▸ WORK INSTRUCTIONS:
Please set down, with no changes at all, the part of the records that opens with the line containing "maximize-icon[interactable]: ☐ bbox=[836, 131, 882, 159]" and closes with the line containing "column-cpu[interactable]: CPU bbox=[811, 226, 850, 694]", including both of those lines.

***** SUPPLIED MATERIAL

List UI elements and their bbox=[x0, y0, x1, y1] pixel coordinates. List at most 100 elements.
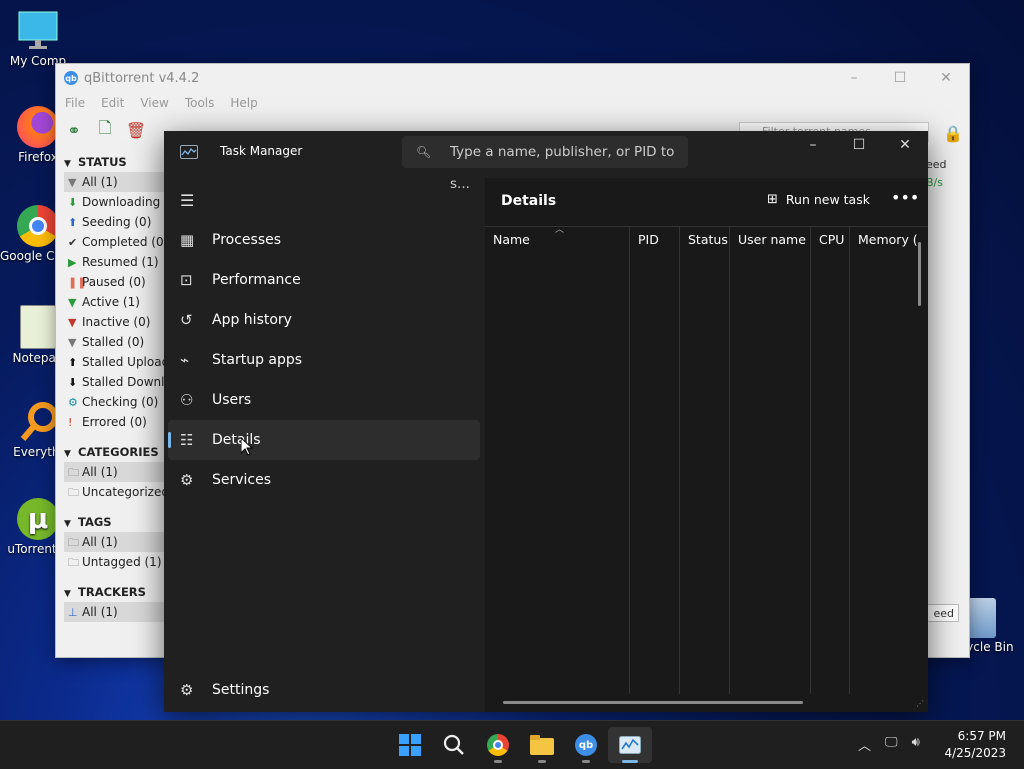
maximize-icon[interactable]: ☐ bbox=[836, 131, 882, 159]
desktop-icon-my-computer[interactable]: My Comp bbox=[0, 10, 76, 68]
task-manager-window[interactable]: Task Manager 🔍︎ Type a name, publisher, … bbox=[164, 131, 928, 712]
window-title: qBittorrent v4.4.2 bbox=[84, 70, 200, 86]
status-paused[interactable]: ❚❚Paused (0) bbox=[64, 272, 164, 292]
status-header[interactable]: ▼ STATUS bbox=[64, 152, 164, 172]
task-manager-icon bbox=[180, 145, 198, 159]
resize-grip-icon[interactable]: ⋰ bbox=[916, 699, 924, 708]
chevron-down-icon: ▼ bbox=[64, 519, 71, 529]
nav-startup-apps[interactable]: ⌁ Startup apps bbox=[168, 340, 480, 380]
folder-icon: 🗀 bbox=[68, 536, 79, 549]
nav-app-history[interactable]: ↺ App history bbox=[168, 300, 480, 340]
status-all[interactable]: ▼ All (1) bbox=[64, 172, 164, 192]
qbittorrent-icon: qb bbox=[64, 71, 78, 85]
run-task-icon: ⊞ bbox=[767, 192, 778, 207]
more-options-icon[interactable]: ••• bbox=[891, 188, 919, 207]
run-new-task-button[interactable]: ⊞ Run new task bbox=[767, 192, 870, 207]
status-checking[interactable]: ⚙ Checking (0) bbox=[64, 392, 164, 412]
nav-users[interactable]: ⚇ Users bbox=[168, 380, 480, 420]
page-title: Details bbox=[501, 193, 557, 209]
column-cpu[interactable]: CPU bbox=[811, 226, 850, 694]
search-icon: 🔍︎ bbox=[416, 145, 432, 159]
status-stalled[interactable]: ▼ Stalled (0) bbox=[64, 332, 164, 352]
system-tray: ︿ 🖵 🔊︎ bbox=[858, 735, 934, 754]
taskbar-search-button[interactable] bbox=[432, 727, 476, 763]
column-status[interactable]: Status bbox=[680, 226, 730, 694]
details-page: Details ⊞ Run new task ••• ︿ Name PID St… bbox=[485, 178, 928, 712]
categories-header[interactable]: ▼ CATEGORIES bbox=[64, 442, 164, 462]
trackers-header[interactable]: ▼ TRACKERS bbox=[64, 582, 164, 602]
folder-icon: 🗀 bbox=[68, 486, 79, 499]
tracker-icon: ⊥ bbox=[68, 606, 78, 619]
start-button[interactable] bbox=[388, 727, 432, 763]
vertical-scrollbar[interactable] bbox=[918, 242, 921, 306]
status-stalled-downloading[interactable]: ⬇Stalled Downloading (0) bbox=[64, 372, 164, 392]
menu-help[interactable]: Help bbox=[230, 96, 257, 110]
column-user-name[interactable]: User name bbox=[730, 226, 811, 694]
speed-fragment: B/s bbox=[926, 176, 943, 189]
column-memory[interactable]: Memory ( bbox=[850, 226, 928, 694]
status-errored[interactable]: ! Errored (0) bbox=[64, 412, 164, 432]
column-pid[interactable]: PID bbox=[630, 226, 680, 694]
exclamation-icon: ! bbox=[68, 416, 73, 429]
taskbar-qbittorrent[interactable]: qb bbox=[564, 727, 608, 763]
utorrent-icon: µ bbox=[17, 498, 59, 540]
column-fragment: eed bbox=[926, 158, 947, 171]
nav-performance[interactable]: ⊡ Performance bbox=[168, 260, 480, 300]
lock-icon[interactable]: 🔒 bbox=[943, 124, 963, 143]
horizontal-scrollbar[interactable] bbox=[503, 701, 803, 704]
add-torrent-file-icon[interactable]: 🗋 bbox=[95, 118, 115, 140]
maximize-icon[interactable]: ☐ bbox=[877, 64, 923, 92]
taskbar-file-explorer[interactable] bbox=[520, 727, 564, 763]
volume-icon[interactable]: 🔊︎ bbox=[912, 735, 920, 754]
status-inactive[interactable]: ▼ Inactive (0) bbox=[64, 312, 164, 332]
close-icon[interactable]: ✕ bbox=[923, 64, 969, 92]
chrome-icon bbox=[487, 734, 509, 756]
category-all[interactable]: 🗀 All (1) bbox=[64, 462, 164, 482]
filter-icon: ▼ bbox=[68, 336, 77, 349]
status-resumed[interactable]: ▶ Resumed (1) bbox=[64, 252, 164, 272]
tags-header[interactable]: ▼ TAGS bbox=[64, 512, 164, 532]
clock[interactable]: 6:57 PM 4/25/2023 bbox=[944, 728, 1006, 762]
taskbar-task-manager[interactable] bbox=[608, 727, 652, 763]
tag-all[interactable]: 🗀 All (1) bbox=[64, 532, 164, 552]
chevron-up-icon[interactable]: ︿ bbox=[858, 735, 871, 754]
taskbar: qb ︿ 🖵 🔊︎ 6:57 PM 4/25/2023 bbox=[0, 720, 1024, 769]
search-input[interactable]: 🔍︎ Type a name, publisher, or PID to s..… bbox=[402, 136, 688, 192]
bottom-fragment: eed bbox=[926, 604, 959, 622]
category-uncategorized[interactable]: 🗀Uncategorized (1) bbox=[64, 482, 164, 502]
status-completed[interactable]: ✔ Completed (0) bbox=[64, 232, 164, 252]
menu-view[interactable]: View bbox=[140, 96, 168, 110]
task-manager-icon bbox=[619, 736, 641, 754]
folder-icon: 🗀 bbox=[68, 466, 79, 479]
add-torrent-link-icon[interactable]: ⚭ bbox=[64, 120, 84, 140]
hamburger-menu-icon[interactable]: ☰ bbox=[180, 191, 194, 210]
nav-settings[interactable]: ⚙ Settings bbox=[180, 676, 269, 704]
clock-date: 4/25/2023 bbox=[944, 746, 1006, 760]
minimize-icon[interactable]: – bbox=[831, 64, 877, 92]
nav-details[interactable]: ☷ Details bbox=[168, 420, 480, 460]
nav-services[interactable]: ⚙ Services bbox=[168, 460, 480, 500]
title-bar[interactable]: Task Manager 🔍︎ Type a name, publisher, … bbox=[164, 131, 928, 192]
column-name[interactable]: ︿ Name bbox=[485, 225, 630, 694]
status-downloading[interactable]: ⬇Downloading (0) bbox=[64, 192, 164, 212]
status-stalled-uploading[interactable]: ⬆Stalled Uploading (0) bbox=[64, 352, 164, 372]
chevron-down-icon: ▼ bbox=[64, 159, 71, 169]
delete-icon[interactable]: 🗑 bbox=[126, 120, 146, 140]
nav-processes[interactable]: ▦ Processes bbox=[168, 220, 480, 260]
minimize-icon[interactable]: – bbox=[790, 131, 836, 159]
menu-edit[interactable]: Edit bbox=[101, 96, 124, 110]
menu-tools[interactable]: Tools bbox=[185, 96, 215, 110]
network-icon[interactable]: 🖵 bbox=[885, 735, 898, 754]
menu-file[interactable]: File bbox=[65, 96, 85, 110]
close-icon[interactable]: ✕ bbox=[882, 131, 928, 159]
menu-bar: File Edit View Tools Help bbox=[56, 92, 969, 114]
details-table: ︿ Name PID Status User name CPU Memory ( bbox=[485, 225, 928, 694]
pause-icon: ❚❚ bbox=[68, 276, 87, 289]
tracker-all[interactable]: ⊥ All (1) bbox=[64, 602, 164, 622]
tag-untagged[interactable]: 🗀 Untagged (1) bbox=[64, 552, 164, 572]
taskbar-chrome[interactable] bbox=[476, 727, 520, 763]
search-icon bbox=[443, 734, 464, 755]
services-icon: ⚙ bbox=[180, 471, 194, 489]
status-seeding[interactable]: ⬆ Seeding (0) bbox=[64, 212, 164, 232]
status-active[interactable]: ▼ Active (1) bbox=[64, 292, 164, 312]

**********

▸ WRITTEN RESPONSE:
maximize-icon[interactable]: ☐ bbox=[836, 131, 882, 159]
desktop-icon-my-computer[interactable]: My Comp bbox=[0, 10, 76, 68]
task-manager-window[interactable]: Task Manager 🔍︎ Type a name, publisher, … bbox=[164, 131, 928, 712]
window-title: qBittorrent v4.4.2 bbox=[84, 70, 200, 86]
status-paused[interactable]: ❚❚Paused (0) bbox=[64, 272, 164, 292]
status-header[interactable]: ▼ STATUS bbox=[64, 152, 164, 172]
task-manager-icon bbox=[180, 145, 198, 159]
resize-grip-icon[interactable]: ⋰ bbox=[916, 699, 924, 708]
chevron-down-icon: ▼ bbox=[64, 519, 71, 529]
nav-startup-apps[interactable]: ⌁ Startup apps bbox=[168, 340, 480, 380]
folder-icon: 🗀 bbox=[68, 536, 79, 549]
nav-app-history[interactable]: ↺ App history bbox=[168, 300, 480, 340]
status-all[interactable]: ▼ All (1) bbox=[64, 172, 164, 192]
qbittorrent-icon: qb bbox=[64, 71, 78, 85]
run-task-icon: ⊞ bbox=[767, 192, 778, 207]
more-options-icon[interactable]: ••• bbox=[891, 188, 919, 207]
run-new-task-button[interactable]: ⊞ Run new task bbox=[767, 192, 870, 207]
status-checking[interactable]: ⚙ Checking (0) bbox=[64, 392, 164, 412]
nav-users[interactable]: ⚇ Users bbox=[168, 380, 480, 420]
page-title: Details bbox=[501, 193, 557, 209]
column-cpu[interactable]: CPU bbox=[811, 226, 850, 694]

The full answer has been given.